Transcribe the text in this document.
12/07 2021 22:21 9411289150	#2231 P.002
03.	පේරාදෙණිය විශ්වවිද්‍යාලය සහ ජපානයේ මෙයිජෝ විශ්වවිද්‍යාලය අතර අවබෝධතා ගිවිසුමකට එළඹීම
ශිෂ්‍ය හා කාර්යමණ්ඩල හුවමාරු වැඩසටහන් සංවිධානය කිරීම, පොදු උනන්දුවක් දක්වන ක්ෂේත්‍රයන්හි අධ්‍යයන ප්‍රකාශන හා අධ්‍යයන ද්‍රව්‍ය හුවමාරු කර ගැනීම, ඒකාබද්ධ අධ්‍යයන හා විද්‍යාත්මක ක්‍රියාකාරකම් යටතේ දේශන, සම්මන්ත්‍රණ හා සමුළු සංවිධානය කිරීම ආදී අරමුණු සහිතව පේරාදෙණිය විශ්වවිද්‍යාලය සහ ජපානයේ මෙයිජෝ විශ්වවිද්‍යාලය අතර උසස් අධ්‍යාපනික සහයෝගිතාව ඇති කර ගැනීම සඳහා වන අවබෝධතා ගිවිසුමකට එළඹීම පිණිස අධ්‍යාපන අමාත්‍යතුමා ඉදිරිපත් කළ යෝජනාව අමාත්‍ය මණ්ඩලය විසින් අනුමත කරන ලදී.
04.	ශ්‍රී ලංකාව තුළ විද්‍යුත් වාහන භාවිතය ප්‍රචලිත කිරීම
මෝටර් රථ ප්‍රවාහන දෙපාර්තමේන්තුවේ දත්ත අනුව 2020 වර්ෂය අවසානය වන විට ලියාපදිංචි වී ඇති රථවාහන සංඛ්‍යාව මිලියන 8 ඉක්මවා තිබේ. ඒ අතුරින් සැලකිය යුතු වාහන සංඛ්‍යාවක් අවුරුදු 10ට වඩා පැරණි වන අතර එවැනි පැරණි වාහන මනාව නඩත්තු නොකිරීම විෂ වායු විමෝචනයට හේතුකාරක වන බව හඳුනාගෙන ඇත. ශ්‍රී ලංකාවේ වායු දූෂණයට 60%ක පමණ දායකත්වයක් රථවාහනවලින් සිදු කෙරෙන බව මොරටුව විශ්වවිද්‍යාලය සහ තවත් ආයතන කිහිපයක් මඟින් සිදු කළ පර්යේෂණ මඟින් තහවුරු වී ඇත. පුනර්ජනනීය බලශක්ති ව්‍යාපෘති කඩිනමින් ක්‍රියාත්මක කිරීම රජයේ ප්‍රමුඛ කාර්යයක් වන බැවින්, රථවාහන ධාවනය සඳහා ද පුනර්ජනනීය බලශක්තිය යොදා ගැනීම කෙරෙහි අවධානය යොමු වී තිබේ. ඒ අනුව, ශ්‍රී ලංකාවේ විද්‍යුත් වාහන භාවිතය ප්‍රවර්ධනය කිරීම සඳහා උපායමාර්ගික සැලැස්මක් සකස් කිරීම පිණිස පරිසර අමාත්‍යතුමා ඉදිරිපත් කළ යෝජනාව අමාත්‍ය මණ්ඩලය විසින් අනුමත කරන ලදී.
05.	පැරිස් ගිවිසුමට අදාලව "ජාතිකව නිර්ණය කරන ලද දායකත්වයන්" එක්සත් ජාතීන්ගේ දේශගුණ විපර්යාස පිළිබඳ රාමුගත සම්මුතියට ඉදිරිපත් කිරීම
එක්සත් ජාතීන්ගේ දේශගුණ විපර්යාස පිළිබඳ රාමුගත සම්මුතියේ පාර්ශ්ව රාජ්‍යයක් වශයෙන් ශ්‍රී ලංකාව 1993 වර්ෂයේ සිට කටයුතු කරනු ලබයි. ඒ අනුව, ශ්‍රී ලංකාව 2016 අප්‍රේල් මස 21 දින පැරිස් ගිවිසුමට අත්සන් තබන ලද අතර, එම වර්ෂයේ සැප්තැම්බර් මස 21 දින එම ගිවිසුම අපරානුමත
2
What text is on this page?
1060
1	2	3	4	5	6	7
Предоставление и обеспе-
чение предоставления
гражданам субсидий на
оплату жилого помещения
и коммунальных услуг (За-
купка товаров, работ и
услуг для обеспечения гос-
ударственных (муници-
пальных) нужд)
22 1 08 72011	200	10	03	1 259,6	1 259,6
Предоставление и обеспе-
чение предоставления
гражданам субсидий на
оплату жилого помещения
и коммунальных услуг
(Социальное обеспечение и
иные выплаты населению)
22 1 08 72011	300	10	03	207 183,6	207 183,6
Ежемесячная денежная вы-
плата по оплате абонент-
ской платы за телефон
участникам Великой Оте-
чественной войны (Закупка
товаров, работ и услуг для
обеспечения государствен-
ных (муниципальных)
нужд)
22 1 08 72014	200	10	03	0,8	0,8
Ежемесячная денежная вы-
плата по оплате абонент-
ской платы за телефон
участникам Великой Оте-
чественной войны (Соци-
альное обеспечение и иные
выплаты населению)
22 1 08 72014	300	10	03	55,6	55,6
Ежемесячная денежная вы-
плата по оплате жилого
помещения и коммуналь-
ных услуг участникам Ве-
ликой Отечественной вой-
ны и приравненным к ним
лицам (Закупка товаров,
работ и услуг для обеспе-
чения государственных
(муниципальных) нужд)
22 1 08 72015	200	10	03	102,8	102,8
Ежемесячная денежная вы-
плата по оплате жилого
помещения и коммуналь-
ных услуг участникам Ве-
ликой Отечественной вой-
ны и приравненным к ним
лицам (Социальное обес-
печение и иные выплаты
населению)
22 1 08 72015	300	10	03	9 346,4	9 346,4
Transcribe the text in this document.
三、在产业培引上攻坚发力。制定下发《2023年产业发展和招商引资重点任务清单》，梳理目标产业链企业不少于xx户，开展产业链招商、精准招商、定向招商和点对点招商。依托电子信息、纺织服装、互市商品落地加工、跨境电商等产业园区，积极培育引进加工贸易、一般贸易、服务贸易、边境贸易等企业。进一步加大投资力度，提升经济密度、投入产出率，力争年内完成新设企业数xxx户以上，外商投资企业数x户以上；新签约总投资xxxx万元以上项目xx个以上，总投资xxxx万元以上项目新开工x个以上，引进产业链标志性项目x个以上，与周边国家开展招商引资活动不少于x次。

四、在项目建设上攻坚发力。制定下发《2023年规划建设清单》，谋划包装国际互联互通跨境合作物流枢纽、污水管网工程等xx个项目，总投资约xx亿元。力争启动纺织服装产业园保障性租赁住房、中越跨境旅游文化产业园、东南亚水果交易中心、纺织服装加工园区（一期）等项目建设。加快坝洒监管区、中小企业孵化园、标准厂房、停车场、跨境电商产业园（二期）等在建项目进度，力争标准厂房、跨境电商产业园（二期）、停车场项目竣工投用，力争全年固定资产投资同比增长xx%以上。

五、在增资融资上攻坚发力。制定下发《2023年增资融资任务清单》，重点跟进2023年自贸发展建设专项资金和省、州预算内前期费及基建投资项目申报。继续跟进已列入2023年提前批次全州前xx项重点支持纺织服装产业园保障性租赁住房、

● ● ●

JOB
Reproduce the material verbatim, line by line.

SOLUTION TO THIS TASK
Transcribe the text in this document.
12/07 2021 22:21 9411289150	#2231 P.002
03.	පේරාදෙණිය විශ්වවිද්‍යාලය සහ ජපානයේ මෙයිජෝ විශ්වවිද්‍යාලය අතර අවබෝධතා ගිවිසුමකට එළඹීම
ශිෂ්‍ය හා කාර්යමණ්ඩල හුවමාරු වැඩසටහන් සංවිධානය කිරීම, පොදු උනන්දුවක් දක්වන ක්ෂේත්‍රයන්හි අධ්‍යයන ප්‍රකාශන හා අධ්‍යයන ද්‍රව්‍ය හුවමාරු කර ගැනීම, ඒකාබද්ධ අධ්‍යයන හා විද්‍යාත්මක ක්‍රියාකාරකම් යටතේ දේශන, සම්මන්ත්‍රණ හා සමුළු සංවිධානය කිරීම ආදී අරමුණු සහිතව පේරාදෙණිය විශ්වවිද්‍යාලය සහ ජපානයේ මෙයිජෝ විශ්වවිද්‍යාලය අතර උසස් අධ්‍යාපනික සහයෝගිතාව ඇති කර ගැනීම සඳහා වන අවබෝධතා ගිවිසුමකට එළඹීම පිණිස අධ්‍යාපන අමාත්‍යතුමා ඉදිරිපත් කළ යෝජනාව අමාත්‍ය මණ්ඩලය විසින් අනුමත කරන ලදී.
04.	ශ්‍රී ලංකාව තුළ විද්‍යුත් වාහන භාවිතය ප්‍රචලිත කිරීම
මෝටර් රථ ප්‍රවාහන දෙපාර්තමේන්තුවේ දත්ත අනුව 2020 වර්ෂය අවසානය වන විට ලියාපදිංචි වී ඇති රථවාහන සංඛ්‍යාව මිලියන 8 ඉක්මවා තිබේ. ඒ අතුරින් සැලකිය යුතු වාහන සංඛ්‍යාවක් අවුරුදු 10ට වඩා පැරණි වන අතර එවැනි පැරණි වාහන මනාව නඩත්තු නොකිරීම විෂ වායු විමෝචනයට හේතුකාරක වන බව හඳුනාගෙන ඇත. ශ්‍රී ලංකාවේ වායු දූෂණයට 60%ක පමණ දායකත්වයක් රථවාහනවලින් සිදු කෙරෙන බව මොරටුව විශ්වවිද්‍යාලය සහ තවත් ආයතන කිහිපයක් මඟින් සිදු කළ පර්යේෂණ මඟින් තහවුරු වී ඇත. පුනර්ජනනීය බලශක්ති ව්‍යාපෘති කඩිනමින් ක්‍රියාත්මක කිරීම රජයේ ප්‍රමුඛ කාර්යයක් වන බැවින්, රථවාහන ධාවනය සඳහා ද පුනර්ජනනීය බලශක්තිය යොදා ගැනීම කෙරෙහි අවධානය යොමු වී තිබේ. ඒ අනුව, ශ්‍රී ලංකාවේ විද්‍යුත් වාහන භාවිතය ප්‍රවර්ධනය කිරීම සඳහා උපායමාර්ගික සැලැස්මක් සකස් කිරීම පිණිස පරිසර අමාත්‍යතුමා ඉදිරිපත් කළ යෝජනාව අමාත්‍ය මණ්ඩලය විසින් අනුමත කරන ලදී.
05.	පැරිස් ගිවිසුමට අදාලව "ජාතිකව නිර්ණය කරන ලද දායකත්වයන්" එක්සත් ජාතීන්ගේ දේශගුණ විපර්යාස පිළිබඳ රාමුගත සම්මුතියට ඉදිරිපත් කිරීම
එක්සත් ජාතීන්ගේ දේශගුණ විපර්යාස පිළිබඳ රාමුගත සම්මුතියේ පාර්ශ්ව රාජ්‍යයක් වශයෙන් ශ්‍රී ලංකාව 1993 වර්ෂයේ සිට කටයුතු කරනු ලබයි. ඒ අනුව, ශ්‍රී ලංකාව 2016 අප්‍රේල් මස 21 දින පැරිස් ගිවිසුමට අත්සන් තබන ලද අතර, එම වර්ෂයේ සැප්තැම්බර් මස 21 දින එම ගිවිසුම අපරානුමත
2
What text is on this page?
1060
1	2	3	4	5	6	7
Предоставление и обеспе-
чение предоставления
гражданам субсидий на
оплату жилого помещения
и коммунальных услуг (За-
купка товаров, работ и
услуг для обеспечения гос-
ударственных (муници-
пальных) нужд)
22 1 08 72011	200	10	03	1 259,6	1 259,6
Предоставление и обеспе-
чение предоставления
гражданам субсидий на
оплату жилого помещения
и коммунальных услуг
(Социальное обеспечение и
иные выплаты населению)
22 1 08 72011	300	10	03	207 183,6	207 183,6
Ежемесячная денежная вы-
плата по оплате абонент-
ской платы за телефон
участникам Великой Оте-
чественной войны (Закупка
товаров, работ и услуг для
обеспечения государствен-
ных (муниципальных)
нужд)
22 1 08 72014	200	10	03	0,8	0,8
Ежемесячная денежная вы-
плата по оплате абонент-
ской платы за телефон
участникам Великой Оте-
чественной войны (Соци-
альное обеспечение и иные
выплаты населению)
22 1 08 72014	300	10	03	55,6	55,6
Ежемесячная денежная вы-
плата по оплате жилого
помещения и коммуналь-
ных услуг участникам Ве-
ликой Отечественной вой-
ны и приравненным к ним
лицам (Закупка товаров,
работ и услуг для обеспе-
чения государственных
(муниципальных) нужд)
22 1 08 72015	200	10	03	102,8	102,8
Ежемесячная денежная вы-
плата по оплате жилого
помещения и коммуналь-
ных услуг участникам Ве-
ликой Отечественной вой-
ны и приравненным к ним
лицам (Социальное обес-
печение и иные выплаты
населению)
22 1 08 72015	300	10	03	9 346,4	9 346,4
Transcribe the text in this document.
三、在产业培引上攻坚发力。制定下发《2023年产业发展和招商引资重点任务清单》，梳理目标产业链企业不少于xx户，开展产业链招商、精准招商、定向招商和点对点招商。依托电子信息、纺织服装、互市商品落地加工、跨境电商等产业园区，积极培育引进加工贸易、一般贸易、服务贸易、边境贸易等企业。进一步加大投资力度，提升经济密度、投入产出率，力争年内完成新设企业数xxx户以上，外商投资企业数x户以上；新签约总投资xxxx万元以上项目xx个以上，总投资xxxx万元以上项目新开工x个以上，引进产业链标志性项目x个以上，与周边国家开展招商引资活动不少于x次。

四、在项目建设上攻坚发力。制定下发《2023年规划建设清单》，谋划包装国际互联互通跨境合作物流枢纽、污水管网工程等xx个项目，总投资约xx亿元。力争启动纺织服装产业园保障性租赁住房、中越跨境旅游文化产业园、东南亚水果交易中心、纺织服装加工园区（一期）等项目建设。加快坝洒监管区、中小企业孵化园、标准厂房、停车场、跨境电商产业园（二期）等在建项目进度，力争标准厂房、跨境电商产业园（二期）、停车场项目竣工投用，力争全年固定资产投资同比增长xx%以上。

五、在增资融资上攻坚发力。制定下发《2023年增资融资任务清单》，重点跟进2023年自贸发展建设专项资金和省、州预算内前期费及基建投资项目申报。继续跟进已列入2023年提前批次全州前xx项重点支持纺织服装产业园保障性租赁住房、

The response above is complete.